## START Extracted material

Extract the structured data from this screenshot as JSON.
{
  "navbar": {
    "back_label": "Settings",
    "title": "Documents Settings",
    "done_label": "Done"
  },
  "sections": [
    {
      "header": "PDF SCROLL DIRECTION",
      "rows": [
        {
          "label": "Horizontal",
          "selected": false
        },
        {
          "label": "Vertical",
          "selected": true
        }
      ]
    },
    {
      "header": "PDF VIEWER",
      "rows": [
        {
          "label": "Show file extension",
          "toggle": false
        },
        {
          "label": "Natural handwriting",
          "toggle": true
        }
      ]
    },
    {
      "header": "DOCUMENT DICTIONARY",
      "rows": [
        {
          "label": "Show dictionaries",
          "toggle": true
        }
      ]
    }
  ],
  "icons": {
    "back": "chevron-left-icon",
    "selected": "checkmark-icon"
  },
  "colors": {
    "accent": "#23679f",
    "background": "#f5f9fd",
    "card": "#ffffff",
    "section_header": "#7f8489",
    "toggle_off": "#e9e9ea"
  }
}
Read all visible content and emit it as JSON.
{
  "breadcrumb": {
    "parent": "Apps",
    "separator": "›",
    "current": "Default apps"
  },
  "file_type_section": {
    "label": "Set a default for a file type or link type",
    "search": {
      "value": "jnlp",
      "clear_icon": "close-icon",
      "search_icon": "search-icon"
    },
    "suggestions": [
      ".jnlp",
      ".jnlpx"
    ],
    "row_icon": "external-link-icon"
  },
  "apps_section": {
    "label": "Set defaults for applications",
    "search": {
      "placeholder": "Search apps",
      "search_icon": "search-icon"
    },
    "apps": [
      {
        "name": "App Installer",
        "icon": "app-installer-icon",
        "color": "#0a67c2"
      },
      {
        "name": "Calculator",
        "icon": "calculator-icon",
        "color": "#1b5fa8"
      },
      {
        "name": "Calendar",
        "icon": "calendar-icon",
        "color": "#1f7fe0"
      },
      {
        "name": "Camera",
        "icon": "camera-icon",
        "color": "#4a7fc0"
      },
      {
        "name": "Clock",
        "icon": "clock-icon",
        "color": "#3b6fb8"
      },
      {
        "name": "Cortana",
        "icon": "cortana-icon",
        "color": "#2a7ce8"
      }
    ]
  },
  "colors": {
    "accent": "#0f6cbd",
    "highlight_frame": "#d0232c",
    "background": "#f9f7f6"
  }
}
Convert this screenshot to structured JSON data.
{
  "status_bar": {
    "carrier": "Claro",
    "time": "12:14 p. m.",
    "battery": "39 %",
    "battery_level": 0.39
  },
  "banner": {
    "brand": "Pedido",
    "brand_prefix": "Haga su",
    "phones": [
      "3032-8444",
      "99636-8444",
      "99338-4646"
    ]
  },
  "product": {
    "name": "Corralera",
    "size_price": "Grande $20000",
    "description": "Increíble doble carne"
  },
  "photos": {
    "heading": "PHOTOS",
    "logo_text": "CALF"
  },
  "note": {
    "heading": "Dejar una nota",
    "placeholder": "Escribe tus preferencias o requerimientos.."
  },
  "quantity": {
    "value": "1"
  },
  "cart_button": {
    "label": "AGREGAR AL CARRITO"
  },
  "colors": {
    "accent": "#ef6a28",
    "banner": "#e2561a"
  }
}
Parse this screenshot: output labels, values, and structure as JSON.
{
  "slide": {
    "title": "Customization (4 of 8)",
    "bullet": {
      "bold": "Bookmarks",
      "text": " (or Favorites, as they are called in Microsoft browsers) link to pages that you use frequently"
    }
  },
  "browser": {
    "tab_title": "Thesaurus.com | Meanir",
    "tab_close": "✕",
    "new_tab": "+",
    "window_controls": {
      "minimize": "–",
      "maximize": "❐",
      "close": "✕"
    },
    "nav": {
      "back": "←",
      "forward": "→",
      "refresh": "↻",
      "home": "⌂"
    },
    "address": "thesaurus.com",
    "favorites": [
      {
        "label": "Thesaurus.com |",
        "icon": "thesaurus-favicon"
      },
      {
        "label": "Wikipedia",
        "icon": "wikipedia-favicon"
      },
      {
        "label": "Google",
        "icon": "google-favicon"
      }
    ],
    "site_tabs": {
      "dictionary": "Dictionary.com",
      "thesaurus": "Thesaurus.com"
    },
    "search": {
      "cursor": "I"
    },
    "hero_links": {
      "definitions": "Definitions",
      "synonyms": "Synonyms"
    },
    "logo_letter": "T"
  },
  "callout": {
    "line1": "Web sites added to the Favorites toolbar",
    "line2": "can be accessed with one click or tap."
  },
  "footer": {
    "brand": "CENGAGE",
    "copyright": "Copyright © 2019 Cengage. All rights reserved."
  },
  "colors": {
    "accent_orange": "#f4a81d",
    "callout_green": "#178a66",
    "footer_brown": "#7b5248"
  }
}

## END Extracted material

### Instructions to follow
Above are the entries; count how many of their lines contain the word "structured" and give only that number.

### The solution
2